Stored items from a collection:
____
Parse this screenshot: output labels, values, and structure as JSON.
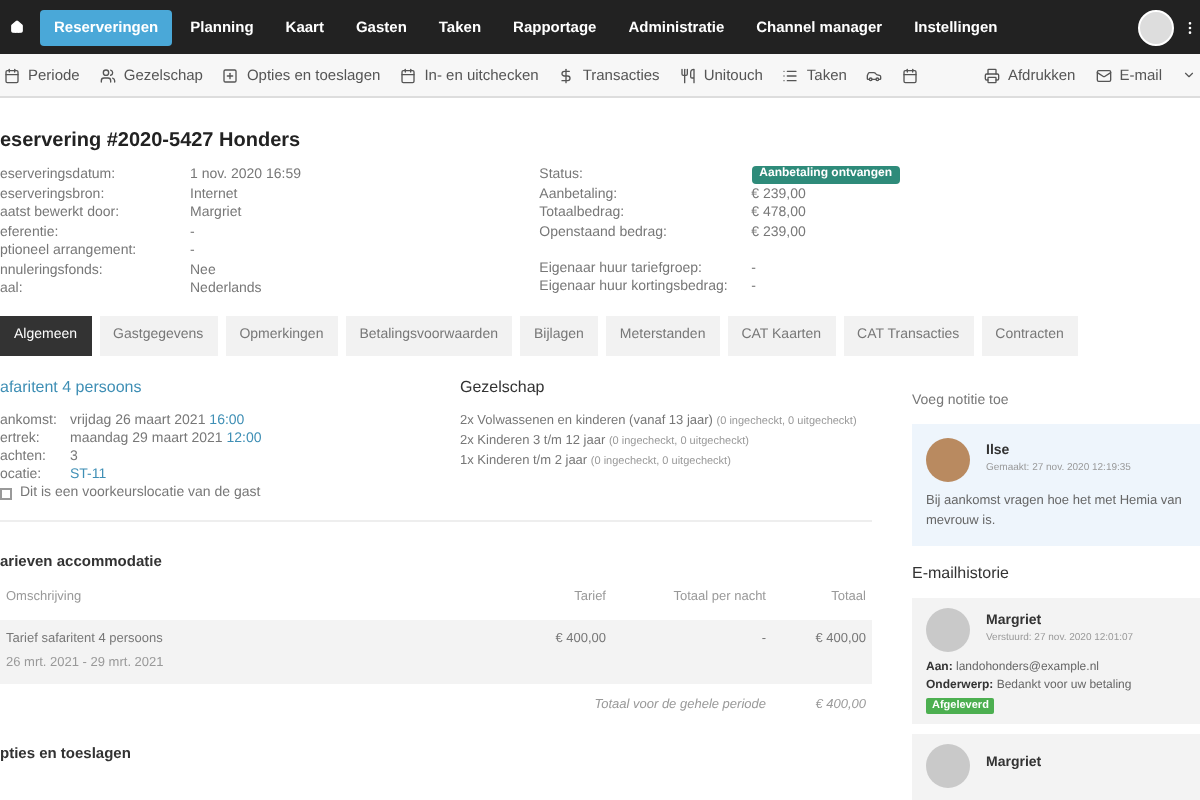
{
  "nav": {
    "items": [
      {
        "label": "Reserveringen",
        "selected": true
      },
      {
        "label": "Planning",
        "selected": false
      },
      {
        "label": "Kaart",
        "selected": false
      },
      {
        "label": "Gasten",
        "selected": false
      },
      {
        "label": "Taken",
        "selected": false
      },
      {
        "label": "Rapportage",
        "selected": false
      },
      {
        "label": "Administratie",
        "selected": false
      },
      {
        "label": "Channel manager",
        "selected": false
      },
      {
        "label": "Instellingen",
        "selected": false
      }
    ]
  },
  "toolbar": {
    "left": [
      {
        "label": "Periode",
        "kind": "calendar"
      },
      {
        "label": "Gezelschap",
        "kind": "users"
      },
      {
        "label": "Opties en toeslagen",
        "kind": "plus"
      },
      {
        "label": "In- en uitchecken",
        "kind": "calendar"
      },
      {
        "label": "Transacties",
        "kind": "money"
      },
      {
        "label": "Unitouch",
        "kind": "cutlery"
      },
      {
        "label": "Taken",
        "kind": "list"
      },
      {
        "kind": "car"
      },
      {
        "kind": "calendar"
      }
    ],
    "right": [
      {
        "label": "Afdrukken",
        "kind": "print"
      },
      {
        "label": "E-mail",
        "kind": "mail"
      }
    ]
  },
  "reservation": {
    "title": "eservering #2020-5427 Honders",
    "left": [
      {
        "label": "eserveringsdatum:",
        "value": "1 nov. 2020 16:59"
      },
      {
        "label": "eserveringsbron:",
        "value": "Internet"
      },
      {
        "label": "aatst bewerkt door:",
        "value": "Margriet"
      },
      {
        "label": "eferentie:",
        "value": "-"
      },
      {
        "label": "ptioneel arrangement:",
        "value": "-"
      },
      {
        "label": "nnuleringsfonds:",
        "value": "Nee"
      },
      {
        "label": "aal:",
        "value": "Nederlands"
      }
    ],
    "right": [
      [
        {
          "label": "Status:",
          "value": "Aanbetaling ontvangen",
          "kind": "badge"
        },
        {
          "label": "Aanbetaling:",
          "value": "€ 239,00",
          "kind": "text"
        },
        {
          "label": "Totaalbedrag:",
          "value": "€ 478,00",
          "kind": "text"
        },
        {
          "label": "Openstaand bedrag:",
          "value": "€ 239,00",
          "kind": "text"
        }
      ],
      [
        {
          "label": "Eigenaar huur tariefgroep:",
          "value": "-",
          "kind": "text"
        },
        {
          "label": "Eigenaar huur kortingsbedrag:",
          "value": "-",
          "kind": "text"
        }
      ]
    ]
  },
  "tabs": [
    {
      "label": "Algemeen",
      "selected": true
    },
    {
      "label": "Gastgegevens",
      "selected": false
    },
    {
      "label": "Opmerkingen",
      "selected": false
    },
    {
      "label": "Betalingsvoorwaarden",
      "selected": false
    },
    {
      "label": "Bijlagen",
      "selected": false
    },
    {
      "label": "Meterstanden",
      "selected": false
    },
    {
      "label": "CAT Kaarten",
      "selected": false
    },
    {
      "label": "CAT Transacties",
      "selected": false
    },
    {
      "label": "Contracten",
      "selected": false
    }
  ],
  "stay": {
    "title": "afaritent 4 persoons",
    "rows": [
      {
        "label": "ankomst:",
        "value": "vrijdag 26 maart 2021",
        "time": "16:00",
        "kind": "text"
      },
      {
        "label": "ertrek:",
        "value": "maandag 29 maart 2021",
        "time": "12:00",
        "kind": "text"
      },
      {
        "label": "achten:",
        "value": "3",
        "kind": "text"
      },
      {
        "label": "ocatie:",
        "value": "ST-11",
        "kind": "link"
      }
    ],
    "checkbox": {
      "label": "Dit is een voorkeurslocatie van de gast",
      "checked": false
    }
  },
  "party": {
    "title": "Gezelschap",
    "items": [
      {
        "text": "2x Volwassenen en kinderen (vanaf 13 jaar)",
        "note": "(0 ingecheckt, 0 uitgecheckt)"
      },
      {
        "text": "2x Kinderen 3 t/m 12 jaar",
        "note": "(0 ingecheckt, 0 uitgecheckt)"
      },
      {
        "text": "1x Kinderen t/m 2 jaar",
        "note": "(0 ingecheckt, 0 uitgecheckt)"
      }
    ]
  },
  "rates": {
    "title": "arieven accommodatie",
    "columns": [
      "Omschrijving",
      "Tarief",
      "Totaal per nacht",
      "Totaal"
    ],
    "rows": [
      {
        "description": "Tarief safaritent 4 persoons",
        "dates": "26 mrt. 2021 - 29 mrt. 2021",
        "rate": "€ 400,00",
        "per_night": "-",
        "total": "€ 400,00"
      }
    ],
    "total": {
      "label": "Totaal voor de gehele periode",
      "value": "€ 400,00"
    }
  },
  "options": {
    "title": "pties en toeslagen"
  },
  "notes": {
    "add_label": "Voeg notitie toe",
    "items": [
      {
        "author": "Ilse",
        "meta": "Gemaakt: 27 nov. 2020 12:19:35",
        "text": "Bij aankomst vragen hoe het met Hemia van mevrouw is."
      }
    ]
  },
  "email": {
    "title": "E-mailhistorie",
    "items": [
      {
        "author": "Margriet",
        "meta": "Verstuurd: 27 nov. 2020 12:01:07",
        "to_label": "Aan:",
        "to": "landohonders@example.nl",
        "subject_label": "Onderwerp:",
        "subject": "Bedankt voor uw betaling",
        "badge": "Afgeleverd"
      },
      {
        "author": "Margriet"
      }
    ]
  }
}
____
DESCRIPTION OF THE TASK: Leave images out of the retyped records; keep all else exact.

SOLUTION FOR THIS PROBLEM:
Parse this screenshot: output labels, values, and structure as JSON.
{
  "nav": {
    "items": [
      {
        "label": "Reserveringen",
        "selected": true
      },
      {
        "label": "Planning",
        "selected": false
      },
      {
        "label": "Kaart",
        "selected": false
      },
      {
        "label": "Gasten",
        "selected": false
      },
      {
        "label": "Taken",
        "selected": false
      },
      {
        "label": "Rapportage",
        "selected": false
      },
      {
        "label": "Administratie",
        "selected": false
      },
      {
        "label": "Channel manager",
        "selected": false
      },
      {
        "label": "Instellingen",
        "selected": false
      }
    ]
  },
  "toolbar": {
    "left": [
      {
        "label": "Periode",
        "kind": "calendar"
      },
      {
        "label": "Gezelschap",
        "kind": "users"
      },
      {
        "label": "Opties en toeslagen",
        "kind": "plus"
      },
      {
        "label": "In- en uitchecken",
        "kind": "calendar"
      },
      {
        "label": "Transacties",
        "kind": "money"
      },
      {
        "label": "Unitouch",
        "kind": "cutlery"
      },
      {
        "label": "Taken",
        "kind": "list"
      },
      {
        "kind": "car"
      },
      {
        "kind": "calendar"
      }
    ],
    "right": [
      {
        "label": "Afdrukken",
        "kind": "print"
      },
      {
        "label": "E-mail",
        "kind": "mail"
      }
    ]
  },
  "reservation": {
    "title": "eservering #2020-5427 Honders",
    "left": [
      {
        "label": "eserveringsdatum:",
        "value": "1 nov. 2020 16:59"
      },
      {
        "label": "eserveringsbron:",
        "value": "Internet"
      },
      {
        "label": "aatst bewerkt door:",
        "value": "Margriet"
      },
      {
        "label": "eferentie:",
        "value": "-"
      },
      {
        "label": "ptioneel arrangement:",
        "value": "-"
      },
      {
        "label": "nnuleringsfonds:",
        "value": "Nee"
      },
      {
        "label": "aal:",
        "value": "Nederlands"
      }
    ],
    "right": [
      [
        {
          "label": "Status:",
          "value": "Aanbetaling ontvangen",
          "kind": "badge"
        },
        {
          "label": "Aanbetaling:",
          "value": "€ 239,00",
          "kind": "text"
        },
        {
          "label": "Totaalbedrag:",
          "value": "€ 478,00",
          "kind": "text"
        },
        {
          "label": "Openstaand bedrag:",
          "value": "€ 239,00",
          "kind": "text"
        }
      ],
      [
        {
          "label": "Eigenaar huur tariefgroep:",
          "value": "-",
          "kind": "text"
        },
        {
          "label": "Eigenaar huur kortingsbedrag:",
          "value": "-",
          "kind": "text"
        }
      ]
    ]
  },
  "tabs": [
    {
      "label": "Algemeen",
      "selected": true
    },
    {
      "label": "Gastgegevens",
      "selected": false
    },
    {
      "label": "Opmerkingen",
      "selected": false
    },
    {
      "label": "Betalingsvoorwaarden",
      "selected": false
    },
    {
      "label": "Bijlagen",
      "selected": false
    },
    {
      "label": "Meterstanden",
      "selected": false
    },
    {
      "label": "CAT Kaarten",
      "selected": false
    },
    {
      "label": "CAT Transacties",
      "selected": false
    },
    {
      "label": "Contracten",
      "selected": false
    }
  ],
  "stay": {
    "title": "afaritent 4 persoons",
    "rows": [
      {
        "label": "ankomst:",
        "value": "vrijdag 26 maart 2021",
        "time": "16:00",
        "kind": "text"
      },
      {
        "label": "ertrek:",
        "value": "maandag 29 maart 2021",
        "time": "12:00",
        "kind": "text"
      },
      {
        "label": "achten:",
        "value": "3",
        "kind": "text"
      },
      {
        "label": "ocatie:",
        "value": "ST-11",
        "kind": "link"
      }
    ],
    "checkbox": {
      "label": "Dit is een voorkeurslocatie van de gast",
      "checked": false
    }
  },
  "party": {
    "title": "Gezelschap",
    "items": [
      {
        "text": "2x Volwassenen en kinderen (vanaf 13 jaar)",
        "note": "(0 ingecheckt, 0 uitgecheckt)"
      },
      {
        "text": "2x Kinderen 3 t/m 12 jaar",
        "note": "(0 ingecheckt, 0 uitgecheckt)"
      },
      {
        "text": "1x Kinderen t/m 2 jaar",
        "note": "(0 ingecheckt, 0 uitgecheckt)"
      }
    ]
  },
  "rates": {
    "title": "arieven accommodatie",
    "columns": [
      "Omschrijving",
      "Tarief",
      "Totaal per nacht",
      "Totaal"
    ],
    "rows": [
      {
        "description": "Tarief safaritent 4 persoons",
        "dates": "26 mrt. 2021 - 29 mrt. 2021",
        "rate": "€ 400,00",
        "per_night": "-",
        "total": "€ 400,00"
      }
    ],
    "total": {
      "label": "Totaal voor de gehele periode",
      "value": "€ 400,00"
    }
  },
  "options": {
    "title": "pties en toeslagen"
  },
  "notes": {
    "add_label": "Voeg notitie toe",
    "items": [
      {
        "author": "Ilse",
        "meta": "Gemaakt: 27 nov. 2020 12:19:35",
        "text": "Bij aankomst vragen hoe het met Hemia van mevrouw is."
      }
    ]
  },
  "email": {
    "title": "E-mailhistorie",
    "items": [
      {
        "author": "Margriet",
        "meta": "Verstuurd: 27 nov. 2020 12:01:07",
        "to_label": "Aan:",
        "to": "landohonders@example.nl",
        "subject_label": "Onderwerp:",
        "subject": "Bedankt voor uw betaling",
        "badge": "Afgeleverd"
      },
      {
        "author": "Margriet"
      }
    ]
  }
}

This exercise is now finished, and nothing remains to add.